• REQUIREMENT: Quote the listing in full, exactly as given, minus any pictures.
__________________________________________________
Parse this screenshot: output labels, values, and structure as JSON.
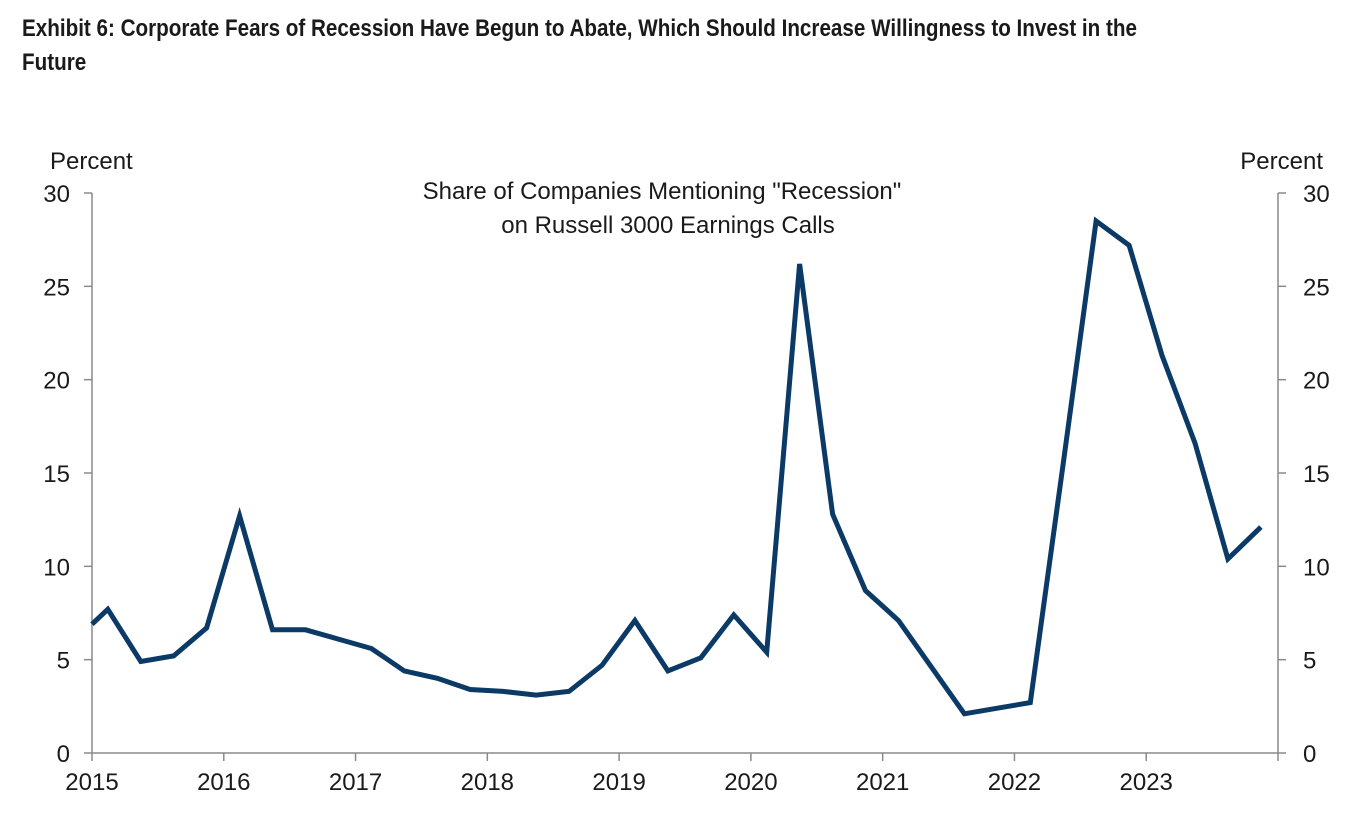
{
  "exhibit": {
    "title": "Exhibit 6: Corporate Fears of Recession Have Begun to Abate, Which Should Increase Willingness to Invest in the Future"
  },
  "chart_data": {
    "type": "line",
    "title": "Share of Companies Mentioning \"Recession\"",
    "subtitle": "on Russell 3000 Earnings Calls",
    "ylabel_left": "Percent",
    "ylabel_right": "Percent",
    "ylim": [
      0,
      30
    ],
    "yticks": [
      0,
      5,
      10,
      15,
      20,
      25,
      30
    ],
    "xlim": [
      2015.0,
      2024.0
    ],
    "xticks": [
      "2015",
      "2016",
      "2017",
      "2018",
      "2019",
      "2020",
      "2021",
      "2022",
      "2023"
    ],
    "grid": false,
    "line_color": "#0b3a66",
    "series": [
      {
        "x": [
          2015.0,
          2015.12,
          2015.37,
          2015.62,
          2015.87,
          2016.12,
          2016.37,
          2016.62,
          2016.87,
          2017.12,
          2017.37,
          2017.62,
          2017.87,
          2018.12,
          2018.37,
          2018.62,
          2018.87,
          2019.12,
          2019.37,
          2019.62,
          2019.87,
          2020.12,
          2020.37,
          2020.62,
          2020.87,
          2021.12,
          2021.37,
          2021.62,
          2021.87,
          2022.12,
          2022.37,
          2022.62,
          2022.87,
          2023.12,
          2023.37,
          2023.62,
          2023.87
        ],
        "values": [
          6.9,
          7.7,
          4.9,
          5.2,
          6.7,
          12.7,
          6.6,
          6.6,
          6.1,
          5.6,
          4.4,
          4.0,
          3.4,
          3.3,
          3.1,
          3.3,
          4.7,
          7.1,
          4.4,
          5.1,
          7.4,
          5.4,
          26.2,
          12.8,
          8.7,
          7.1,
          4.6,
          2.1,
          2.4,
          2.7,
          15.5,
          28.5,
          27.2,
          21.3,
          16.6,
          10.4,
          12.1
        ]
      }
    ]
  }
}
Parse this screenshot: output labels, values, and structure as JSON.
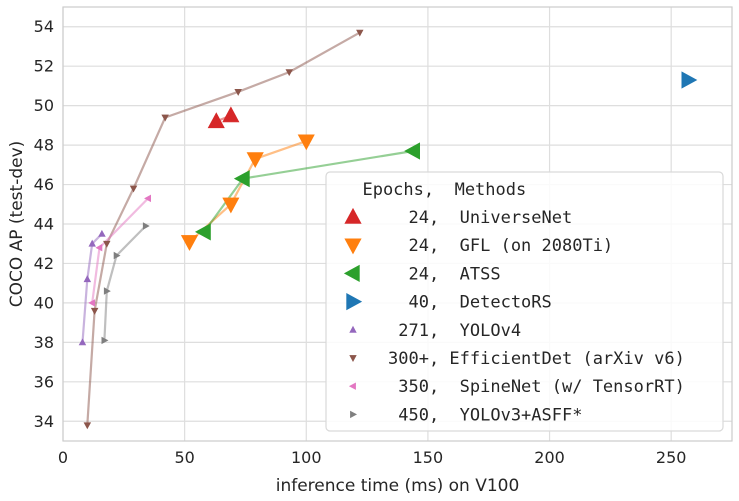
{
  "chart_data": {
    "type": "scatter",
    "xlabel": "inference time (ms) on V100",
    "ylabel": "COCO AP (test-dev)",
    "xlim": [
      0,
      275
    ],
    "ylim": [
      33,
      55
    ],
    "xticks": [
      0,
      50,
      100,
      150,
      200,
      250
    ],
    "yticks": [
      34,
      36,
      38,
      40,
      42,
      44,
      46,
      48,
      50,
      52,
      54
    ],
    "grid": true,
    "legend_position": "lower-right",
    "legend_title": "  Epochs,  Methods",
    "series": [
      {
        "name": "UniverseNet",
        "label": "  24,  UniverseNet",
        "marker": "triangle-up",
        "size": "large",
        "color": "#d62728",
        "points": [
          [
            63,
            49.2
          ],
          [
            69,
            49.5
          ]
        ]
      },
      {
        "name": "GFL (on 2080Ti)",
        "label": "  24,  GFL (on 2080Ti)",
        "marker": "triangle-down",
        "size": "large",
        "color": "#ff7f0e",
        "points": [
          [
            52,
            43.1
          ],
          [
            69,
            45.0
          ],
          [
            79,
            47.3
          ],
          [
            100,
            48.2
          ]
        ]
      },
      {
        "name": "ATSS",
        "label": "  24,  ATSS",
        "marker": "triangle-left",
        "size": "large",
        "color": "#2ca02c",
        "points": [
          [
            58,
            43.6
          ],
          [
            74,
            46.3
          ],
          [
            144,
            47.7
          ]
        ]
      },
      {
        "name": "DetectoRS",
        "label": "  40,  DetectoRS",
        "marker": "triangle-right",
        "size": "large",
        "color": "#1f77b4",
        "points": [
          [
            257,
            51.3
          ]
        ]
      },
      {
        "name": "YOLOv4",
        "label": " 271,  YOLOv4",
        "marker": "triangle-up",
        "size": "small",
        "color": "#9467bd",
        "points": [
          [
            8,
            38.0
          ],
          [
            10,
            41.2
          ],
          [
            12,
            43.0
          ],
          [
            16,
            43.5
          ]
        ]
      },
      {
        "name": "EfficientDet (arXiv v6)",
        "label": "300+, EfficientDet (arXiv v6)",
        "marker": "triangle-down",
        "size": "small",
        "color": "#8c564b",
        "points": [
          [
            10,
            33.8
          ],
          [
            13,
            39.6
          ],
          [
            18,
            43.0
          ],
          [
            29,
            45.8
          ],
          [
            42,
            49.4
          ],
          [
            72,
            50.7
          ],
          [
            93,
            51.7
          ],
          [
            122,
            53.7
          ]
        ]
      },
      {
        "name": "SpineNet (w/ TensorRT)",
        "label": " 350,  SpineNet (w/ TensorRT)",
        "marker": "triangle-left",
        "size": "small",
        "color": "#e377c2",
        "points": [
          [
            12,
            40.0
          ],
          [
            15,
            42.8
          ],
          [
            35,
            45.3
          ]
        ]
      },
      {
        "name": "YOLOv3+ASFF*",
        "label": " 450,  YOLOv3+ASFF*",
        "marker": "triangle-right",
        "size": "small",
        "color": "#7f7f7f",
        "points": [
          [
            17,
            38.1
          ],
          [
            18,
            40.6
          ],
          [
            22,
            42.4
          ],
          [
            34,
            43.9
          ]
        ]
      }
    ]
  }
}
__________________________________________________
• OUTPUT OF THE TASK:
Parse this screenshot: output labels, values, and structure as JSON.
{
  "exhibit": {
    "title": "Exhibit 6: Corporate Fears of Recession Have Begun to Abate, Which Should Increase Willingness to Invest in the Future"
  },
  "chart_data": {
    "type": "line",
    "title": "Share of Companies Mentioning \"Recession\"",
    "subtitle": "on Russell 3000 Earnings Calls",
    "ylabel_left": "Percent",
    "ylabel_right": "Percent",
    "ylim": [
      0,
      30
    ],
    "yticks": [
      0,
      5,
      10,
      15,
      20,
      25,
      30
    ],
    "xlim": [
      2015.0,
      2024.0
    ],
    "xticks": [
      "2015",
      "2016",
      "2017",
      "2018",
      "2019",
      "2020",
      "2021",
      "2022",
      "2023"
    ],
    "grid": false,
    "line_color": "#0b3a66",
    "series": [
      {
        "x": [
          2015.0,
          2015.12,
          2015.37,
          2015.62,
          2015.87,
          2016.12,
          2016.37,
          2016.62,
          2016.87,
          2017.12,
          2017.37,
          2017.62,
          2017.87,
          2018.12,
          2018.37,
          2018.62,
          2018.87,
          2019.12,
          2019.37,
          2019.62,
          2019.87,
          2020.12,
          2020.37,
          2020.62,
          2020.87,
          2021.12,
          2021.37,
          2021.62,
          2021.87,
          2022.12,
          2022.37,
          2022.62,
          2022.87,
          2023.12,
          2023.37,
          2023.62,
          2023.87
        ],
        "values": [
          6.9,
          7.7,
          4.9,
          5.2,
          6.7,
          12.7,
          6.6,
          6.6,
          6.1,
          5.6,
          4.4,
          4.0,
          3.4,
          3.3,
          3.1,
          3.3,
          4.7,
          7.1,
          4.4,
          5.1,
          7.4,
          5.4,
          26.2,
          12.8,
          8.7,
          7.1,
          4.6,
          2.1,
          2.4,
          2.7,
          15.5,
          28.5,
          27.2,
          21.3,
          16.6,
          10.4,
          12.1
        ]
      }
    ]
  }
}
Parse this screenshot: output labels, values, and structure as JSON.
{
  "chart_data": {
    "type": "scatter",
    "xlabel": "inference time (ms) on V100",
    "ylabel": "COCO AP (test-dev)",
    "xlim": [
      0,
      275
    ],
    "ylim": [
      33,
      55
    ],
    "xticks": [
      0,
      50,
      100,
      150,
      200,
      250
    ],
    "yticks": [
      34,
      36,
      38,
      40,
      42,
      44,
      46,
      48,
      50,
      52,
      54
    ],
    "grid": true,
    "legend_position": "lower-right",
    "legend_title": "  Epochs,  Methods",
    "series": [
      {
        "name": "UniverseNet",
        "label": "  24,  UniverseNet",
        "marker": "triangle-up",
        "size": "large",
        "color": "#d62728",
        "points": [
          [
            63,
            49.2
          ],
          [
            69,
            49.5
          ]
        ]
      },
      {
        "name": "GFL (on 2080Ti)",
        "label": "  24,  GFL (on 2080Ti)",
        "marker": "triangle-down",
        "size": "large",
        "color": "#ff7f0e",
        "points": [
          [
            52,
            43.1
          ],
          [
            69,
            45.0
          ],
          [
            79,
            47.3
          ],
          [
            100,
            48.2
          ]
        ]
      },
      {
        "name": "ATSS",
        "label": "  24,  ATSS",
        "marker": "triangle-left",
        "size": "large",
        "color": "#2ca02c",
        "points": [
          [
            58,
            43.6
          ],
          [
            74,
            46.3
          ],
          [
            144,
            47.7
          ]
        ]
      },
      {
        "name": "DetectoRS",
        "label": "  40,  DetectoRS",
        "marker": "triangle-right",
        "size": "large",
        "color": "#1f77b4",
        "points": [
          [
            257,
            51.3
          ]
        ]
      },
      {
        "name": "YOLOv4",
        "label": " 271,  YOLOv4",
        "marker": "triangle-up",
        "size": "small",
        "color": "#9467bd",
        "points": [
          [
            8,
            38.0
          ],
          [
            10,
            41.2
          ],
          [
            12,
            43.0
          ],
          [
            16,
            43.5
          ]
        ]
      },
      {
        "name": "EfficientDet (arXiv v6)",
        "label": "300+, EfficientDet (arXiv v6)",
        "marker": "triangle-down",
        "size": "small",
        "color": "#8c564b",
        "points": [
          [
            10,
            33.8
          ],
          [
            13,
            39.6
          ],
          [
            18,
            43.0
          ],
          [
            29,
            45.8
          ],
          [
            42,
            49.4
          ],
          [
            72,
            50.7
          ],
          [
            93,
            51.7
          ],
          [
            122,
            53.7
          ]
        ]
      },
      {
        "name": "SpineNet (w/ TensorRT)",
        "label": " 350,  SpineNet (w/ TensorRT)",
        "marker": "triangle-left",
        "size": "small",
        "color": "#e377c2",
        "points": [
          [
            12,
            40.0
          ],
          [
            15,
            42.8
          ],
          [
            35,
            45.3
          ]
        ]
      },
      {
        "name": "YOLOv3+ASFF*",
        "label": " 450,  YOLOv3+ASFF*",
        "marker": "triangle-right",
        "size": "small",
        "color": "#7f7f7f",
        "points": [
          [
            17,
            38.1
          ],
          [
            18,
            40.6
          ],
          [
            22,
            42.4
          ],
          [
            34,
            43.9
          ]
        ]
      }
    ]
  }
}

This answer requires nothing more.